**WRITTEN TASK**
Without the images, output each record below as it stands.

Data tied to figure images
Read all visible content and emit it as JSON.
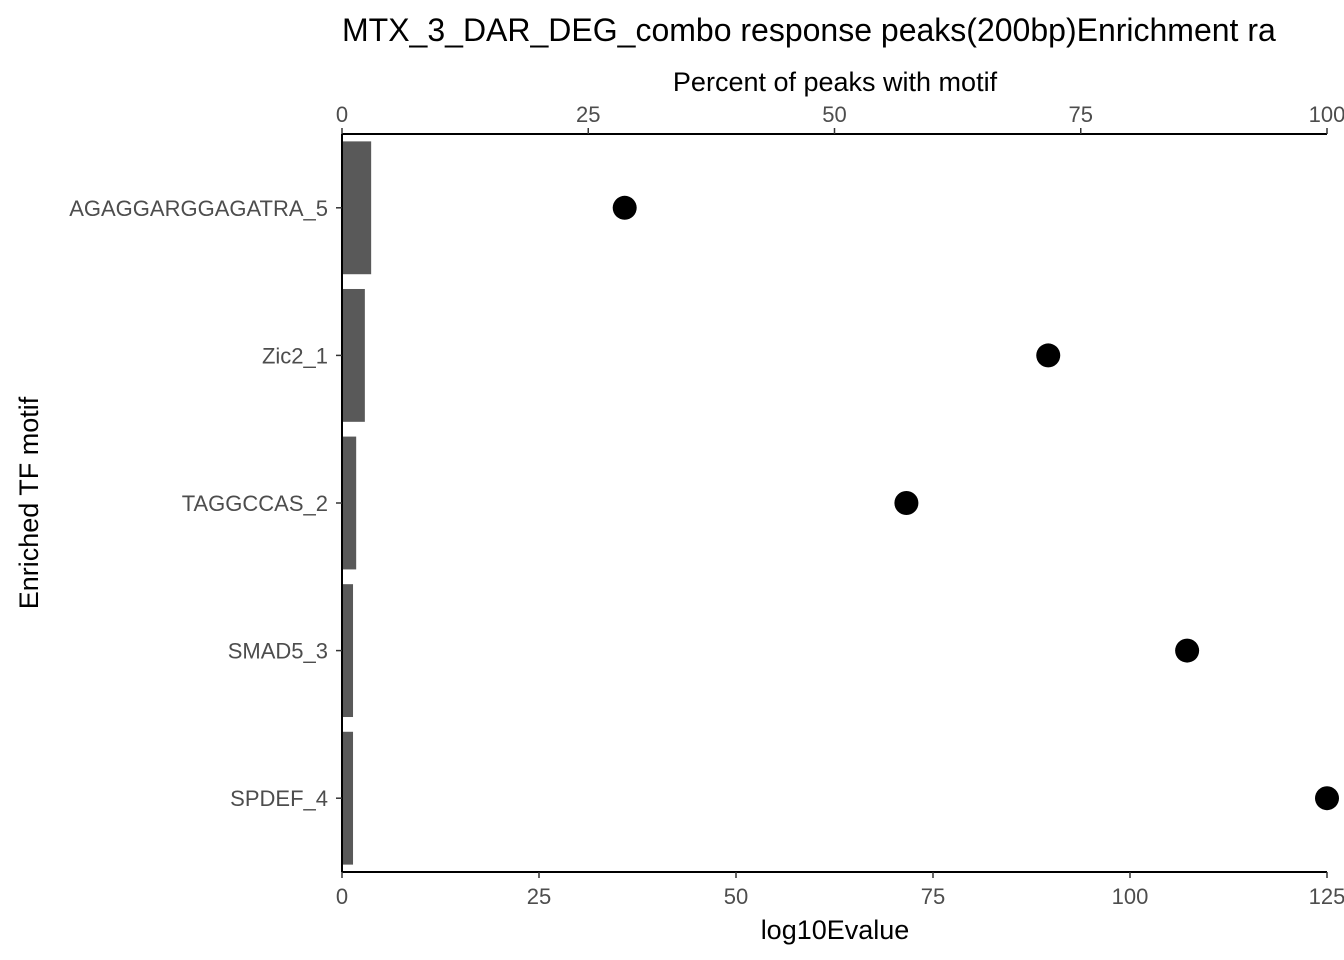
{
  "chart_data": {
    "type": "bar",
    "title": "MTX_3_DAR_DEG_combo response peaks(200bp)Enrichment ra",
    "ylabel": "Enriched TF motif",
    "categories": [
      "AGAGGARGGAGATRA_5",
      "Zic2_1",
      "TAGGCCAS_2",
      "SMAD5_3",
      "SPDEF_4"
    ],
    "bottom_axis": {
      "label": "log10Evalue",
      "range": [
        0,
        125
      ],
      "ticks": [
        "0",
        "25",
        "50",
        "75",
        "100",
        "125"
      ]
    },
    "top_axis": {
      "label": "Percent of peaks with motif",
      "range": [
        0,
        100
      ],
      "ticks": [
        "0",
        "25",
        "50",
        "75",
        "100"
      ]
    },
    "series": [
      {
        "type": "bar",
        "axis": "log10Evalue",
        "values": [
          3.7,
          2.9,
          1.8,
          1.4,
          1.4
        ],
        "color": "#595959"
      },
      {
        "type": "scatter",
        "axis": "Percent of peaks with motif",
        "values": [
          28.7,
          71.7,
          57.3,
          85.8,
          100
        ],
        "color": "#000000"
      }
    ],
    "grid": false,
    "legend": "none"
  }
}
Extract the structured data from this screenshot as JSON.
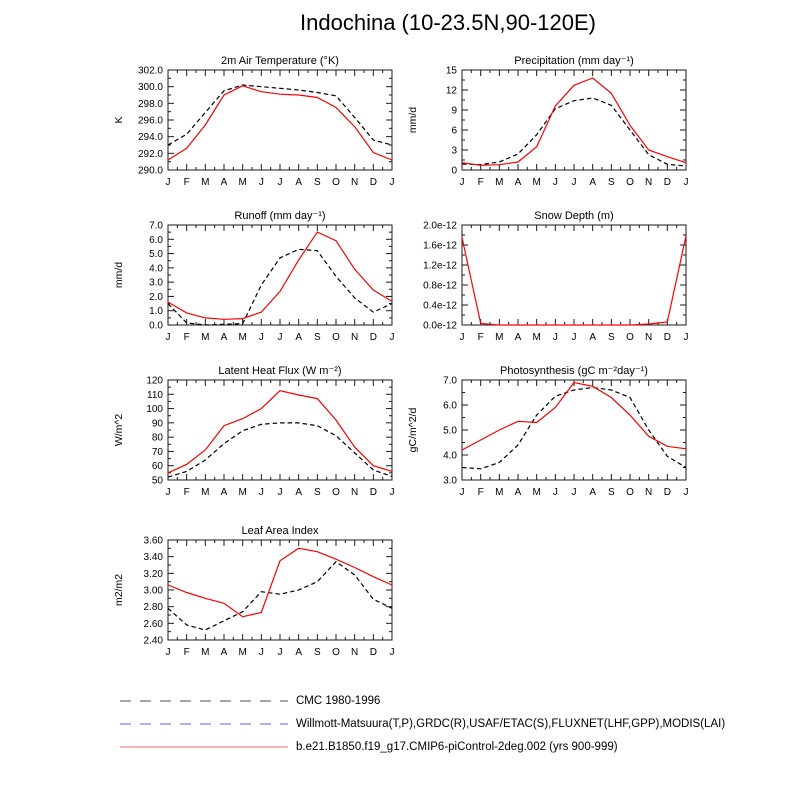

**RESPONSE**
Read all visible content and emit it as JSON.
{
  "chart_data": {
    "type": "bar",
    "title": "MTX_3_DAR_DEG_combo response peaks(200bp)Enrichment ra",
    "ylabel": "Enriched TF motif",
    "categories": [
      "AGAGGARGGAGATRA_5",
      "Zic2_1",
      "TAGGCCAS_2",
      "SMAD5_3",
      "SPDEF_4"
    ],
    "bottom_axis": {
      "label": "log10Evalue",
      "range": [
        0,
        125
      ],
      "ticks": [
        "0",
        "25",
        "50",
        "75",
        "100",
        "125"
      ]
    },
    "top_axis": {
      "label": "Percent of peaks with motif",
      "range": [
        0,
        100
      ],
      "ticks": [
        "0",
        "25",
        "50",
        "75",
        "100"
      ]
    },
    "series": [
      {
        "type": "bar",
        "axis": "log10Evalue",
        "values": [
          3.7,
          2.9,
          1.8,
          1.4,
          1.4
        ],
        "color": "#595959"
      },
      {
        "type": "scatter",
        "axis": "Percent of peaks with motif",
        "values": [
          28.7,
          71.7,
          57.3,
          85.8,
          100
        ],
        "color": "#000000"
      }
    ],
    "grid": false,
    "legend": "none"
  }
}
Extract the structured data from this screenshot as JSON.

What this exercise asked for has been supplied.